Transcribe the entries below exactly; leave every image out.

───── Data excerpts ─────

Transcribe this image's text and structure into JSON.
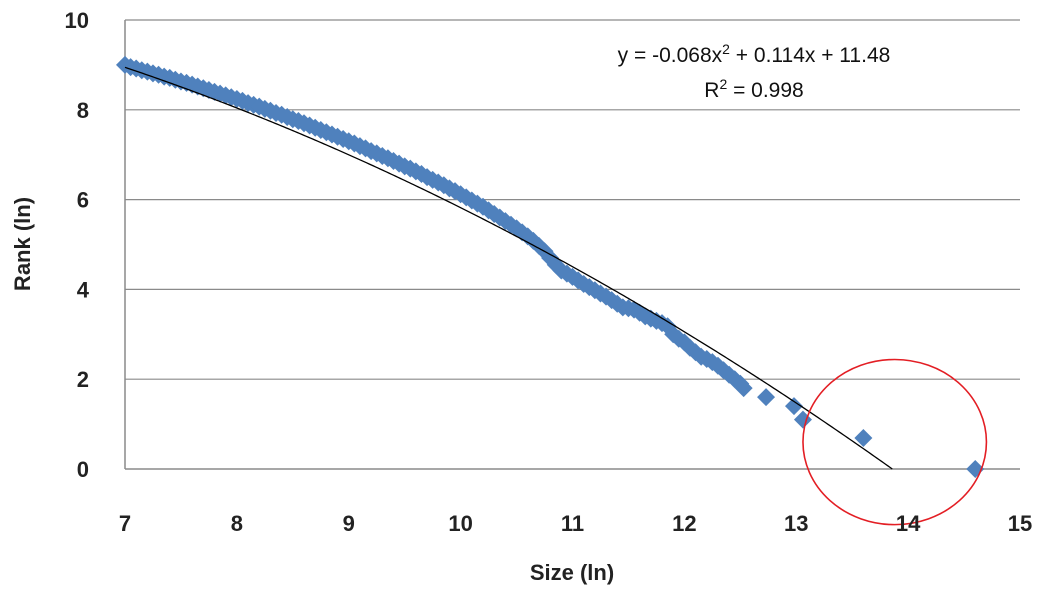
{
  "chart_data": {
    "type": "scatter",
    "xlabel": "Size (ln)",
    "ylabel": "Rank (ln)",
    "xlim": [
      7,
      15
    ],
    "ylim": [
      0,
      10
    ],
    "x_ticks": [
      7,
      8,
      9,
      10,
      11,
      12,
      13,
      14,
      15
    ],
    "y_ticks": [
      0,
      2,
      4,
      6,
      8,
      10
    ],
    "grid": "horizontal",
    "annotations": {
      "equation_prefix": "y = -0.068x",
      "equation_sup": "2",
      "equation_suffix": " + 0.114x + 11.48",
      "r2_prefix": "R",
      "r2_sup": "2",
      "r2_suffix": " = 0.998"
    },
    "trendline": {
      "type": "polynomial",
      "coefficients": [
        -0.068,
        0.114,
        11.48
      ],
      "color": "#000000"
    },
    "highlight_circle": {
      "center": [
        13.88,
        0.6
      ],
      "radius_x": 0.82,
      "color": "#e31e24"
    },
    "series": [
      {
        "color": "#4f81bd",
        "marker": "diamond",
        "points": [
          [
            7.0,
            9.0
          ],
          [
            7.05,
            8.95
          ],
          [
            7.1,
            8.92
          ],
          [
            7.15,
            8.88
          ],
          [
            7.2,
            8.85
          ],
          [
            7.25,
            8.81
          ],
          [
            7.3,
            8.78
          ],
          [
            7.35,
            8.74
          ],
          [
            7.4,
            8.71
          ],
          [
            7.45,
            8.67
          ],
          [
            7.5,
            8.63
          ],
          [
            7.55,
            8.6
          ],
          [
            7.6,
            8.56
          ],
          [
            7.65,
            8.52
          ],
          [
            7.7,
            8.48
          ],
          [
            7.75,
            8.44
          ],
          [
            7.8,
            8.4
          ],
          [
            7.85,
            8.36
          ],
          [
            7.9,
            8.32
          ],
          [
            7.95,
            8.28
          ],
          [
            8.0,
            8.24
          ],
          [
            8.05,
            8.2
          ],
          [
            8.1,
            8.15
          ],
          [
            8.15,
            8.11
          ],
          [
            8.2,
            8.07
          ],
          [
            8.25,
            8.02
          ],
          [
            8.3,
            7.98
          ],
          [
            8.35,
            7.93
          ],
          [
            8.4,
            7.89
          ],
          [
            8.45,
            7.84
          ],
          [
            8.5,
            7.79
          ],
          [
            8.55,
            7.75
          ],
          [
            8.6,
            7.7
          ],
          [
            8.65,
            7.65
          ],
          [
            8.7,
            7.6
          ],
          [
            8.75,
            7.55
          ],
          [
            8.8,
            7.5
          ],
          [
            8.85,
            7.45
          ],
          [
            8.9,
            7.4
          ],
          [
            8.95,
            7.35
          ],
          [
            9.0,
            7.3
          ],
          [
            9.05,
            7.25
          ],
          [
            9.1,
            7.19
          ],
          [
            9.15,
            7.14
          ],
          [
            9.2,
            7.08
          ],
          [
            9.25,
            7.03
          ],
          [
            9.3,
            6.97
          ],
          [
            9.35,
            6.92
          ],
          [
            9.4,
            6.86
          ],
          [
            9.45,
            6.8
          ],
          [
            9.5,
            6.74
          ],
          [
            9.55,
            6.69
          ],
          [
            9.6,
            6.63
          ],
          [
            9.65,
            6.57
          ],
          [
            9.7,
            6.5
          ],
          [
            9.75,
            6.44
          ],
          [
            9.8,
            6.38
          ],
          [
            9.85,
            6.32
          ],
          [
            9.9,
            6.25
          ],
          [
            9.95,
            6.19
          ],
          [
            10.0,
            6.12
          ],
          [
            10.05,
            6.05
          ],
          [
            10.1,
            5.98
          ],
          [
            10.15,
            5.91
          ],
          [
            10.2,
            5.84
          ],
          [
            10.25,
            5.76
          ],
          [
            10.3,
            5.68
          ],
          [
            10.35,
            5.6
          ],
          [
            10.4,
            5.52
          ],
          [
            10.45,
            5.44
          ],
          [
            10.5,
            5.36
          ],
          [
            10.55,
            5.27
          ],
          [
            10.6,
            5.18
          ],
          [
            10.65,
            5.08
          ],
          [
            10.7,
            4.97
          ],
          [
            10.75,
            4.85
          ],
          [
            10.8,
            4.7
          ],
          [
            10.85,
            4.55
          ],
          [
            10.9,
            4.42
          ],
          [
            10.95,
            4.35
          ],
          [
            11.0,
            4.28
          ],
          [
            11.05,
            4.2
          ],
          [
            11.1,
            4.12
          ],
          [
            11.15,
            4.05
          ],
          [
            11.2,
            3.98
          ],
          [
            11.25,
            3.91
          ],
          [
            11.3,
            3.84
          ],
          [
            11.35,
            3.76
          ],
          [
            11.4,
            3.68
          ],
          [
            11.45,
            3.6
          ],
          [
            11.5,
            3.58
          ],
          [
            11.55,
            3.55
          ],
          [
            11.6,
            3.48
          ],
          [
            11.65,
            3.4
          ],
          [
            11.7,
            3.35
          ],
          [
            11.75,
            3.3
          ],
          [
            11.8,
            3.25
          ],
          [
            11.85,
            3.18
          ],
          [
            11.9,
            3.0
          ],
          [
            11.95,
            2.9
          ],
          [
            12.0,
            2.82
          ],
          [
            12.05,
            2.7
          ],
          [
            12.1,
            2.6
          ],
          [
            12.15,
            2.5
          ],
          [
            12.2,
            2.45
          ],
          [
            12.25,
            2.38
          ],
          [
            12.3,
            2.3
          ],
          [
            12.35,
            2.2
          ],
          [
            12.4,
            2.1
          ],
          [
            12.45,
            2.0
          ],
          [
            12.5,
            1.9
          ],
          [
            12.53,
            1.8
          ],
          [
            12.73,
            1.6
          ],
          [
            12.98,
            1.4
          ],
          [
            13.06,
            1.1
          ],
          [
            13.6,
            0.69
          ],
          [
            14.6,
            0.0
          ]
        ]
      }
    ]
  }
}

─────

- [Reply]:
Transcribe this image's text and structure into JSON.
{
  "chart_data": {
    "type": "scatter",
    "xlabel": "Size (ln)",
    "ylabel": "Rank (ln)",
    "xlim": [
      7,
      15
    ],
    "ylim": [
      0,
      10
    ],
    "x_ticks": [
      7,
      8,
      9,
      10,
      11,
      12,
      13,
      14,
      15
    ],
    "y_ticks": [
      0,
      2,
      4,
      6,
      8,
      10
    ],
    "grid": "horizontal",
    "annotations": {
      "equation_prefix": "y = -0.068x",
      "equation_sup": "2",
      "equation_suffix": " + 0.114x + 11.48",
      "r2_prefix": "R",
      "r2_sup": "2",
      "r2_suffix": " = 0.998"
    },
    "trendline": {
      "type": "polynomial",
      "coefficients": [
        -0.068,
        0.114,
        11.48
      ],
      "color": "#000000"
    },
    "highlight_circle": {
      "center": [
        13.88,
        0.6
      ],
      "radius_x": 0.82,
      "color": "#e31e24"
    },
    "series": [
      {
        "color": "#4f81bd",
        "marker": "diamond",
        "points": [
          [
            7.0,
            9.0
          ],
          [
            7.05,
            8.95
          ],
          [
            7.1,
            8.92
          ],
          [
            7.15,
            8.88
          ],
          [
            7.2,
            8.85
          ],
          [
            7.25,
            8.81
          ],
          [
            7.3,
            8.78
          ],
          [
            7.35,
            8.74
          ],
          [
            7.4,
            8.71
          ],
          [
            7.45,
            8.67
          ],
          [
            7.5,
            8.63
          ],
          [
            7.55,
            8.6
          ],
          [
            7.6,
            8.56
          ],
          [
            7.65,
            8.52
          ],
          [
            7.7,
            8.48
          ],
          [
            7.75,
            8.44
          ],
          [
            7.8,
            8.4
          ],
          [
            7.85,
            8.36
          ],
          [
            7.9,
            8.32
          ],
          [
            7.95,
            8.28
          ],
          [
            8.0,
            8.24
          ],
          [
            8.05,
            8.2
          ],
          [
            8.1,
            8.15
          ],
          [
            8.15,
            8.11
          ],
          [
            8.2,
            8.07
          ],
          [
            8.25,
            8.02
          ],
          [
            8.3,
            7.98
          ],
          [
            8.35,
            7.93
          ],
          [
            8.4,
            7.89
          ],
          [
            8.45,
            7.84
          ],
          [
            8.5,
            7.79
          ],
          [
            8.55,
            7.75
          ],
          [
            8.6,
            7.7
          ],
          [
            8.65,
            7.65
          ],
          [
            8.7,
            7.6
          ],
          [
            8.75,
            7.55
          ],
          [
            8.8,
            7.5
          ],
          [
            8.85,
            7.45
          ],
          [
            8.9,
            7.4
          ],
          [
            8.95,
            7.35
          ],
          [
            9.0,
            7.3
          ],
          [
            9.05,
            7.25
          ],
          [
            9.1,
            7.19
          ],
          [
            9.15,
            7.14
          ],
          [
            9.2,
            7.08
          ],
          [
            9.25,
            7.03
          ],
          [
            9.3,
            6.97
          ],
          [
            9.35,
            6.92
          ],
          [
            9.4,
            6.86
          ],
          [
            9.45,
            6.8
          ],
          [
            9.5,
            6.74
          ],
          [
            9.55,
            6.69
          ],
          [
            9.6,
            6.63
          ],
          [
            9.65,
            6.57
          ],
          [
            9.7,
            6.5
          ],
          [
            9.75,
            6.44
          ],
          [
            9.8,
            6.38
          ],
          [
            9.85,
            6.32
          ],
          [
            9.9,
            6.25
          ],
          [
            9.95,
            6.19
          ],
          [
            10.0,
            6.12
          ],
          [
            10.05,
            6.05
          ],
          [
            10.1,
            5.98
          ],
          [
            10.15,
            5.91
          ],
          [
            10.2,
            5.84
          ],
          [
            10.25,
            5.76
          ],
          [
            10.3,
            5.68
          ],
          [
            10.35,
            5.6
          ],
          [
            10.4,
            5.52
          ],
          [
            10.45,
            5.44
          ],
          [
            10.5,
            5.36
          ],
          [
            10.55,
            5.27
          ],
          [
            10.6,
            5.18
          ],
          [
            10.65,
            5.08
          ],
          [
            10.7,
            4.97
          ],
          [
            10.75,
            4.85
          ],
          [
            10.8,
            4.7
          ],
          [
            10.85,
            4.55
          ],
          [
            10.9,
            4.42
          ],
          [
            10.95,
            4.35
          ],
          [
            11.0,
            4.28
          ],
          [
            11.05,
            4.2
          ],
          [
            11.1,
            4.12
          ],
          [
            11.15,
            4.05
          ],
          [
            11.2,
            3.98
          ],
          [
            11.25,
            3.91
          ],
          [
            11.3,
            3.84
          ],
          [
            11.35,
            3.76
          ],
          [
            11.4,
            3.68
          ],
          [
            11.45,
            3.6
          ],
          [
            11.5,
            3.58
          ],
          [
            11.55,
            3.55
          ],
          [
            11.6,
            3.48
          ],
          [
            11.65,
            3.4
          ],
          [
            11.7,
            3.35
          ],
          [
            11.75,
            3.3
          ],
          [
            11.8,
            3.25
          ],
          [
            11.85,
            3.18
          ],
          [
            11.9,
            3.0
          ],
          [
            11.95,
            2.9
          ],
          [
            12.0,
            2.82
          ],
          [
            12.05,
            2.7
          ],
          [
            12.1,
            2.6
          ],
          [
            12.15,
            2.5
          ],
          [
            12.2,
            2.45
          ],
          [
            12.25,
            2.38
          ],
          [
            12.3,
            2.3
          ],
          [
            12.35,
            2.2
          ],
          [
            12.4,
            2.1
          ],
          [
            12.45,
            2.0
          ],
          [
            12.5,
            1.9
          ],
          [
            12.53,
            1.8
          ],
          [
            12.73,
            1.6
          ],
          [
            12.98,
            1.4
          ],
          [
            13.06,
            1.1
          ],
          [
            13.6,
            0.69
          ],
          [
            14.6,
            0.0
          ]
        ]
      }
    ]
  }
}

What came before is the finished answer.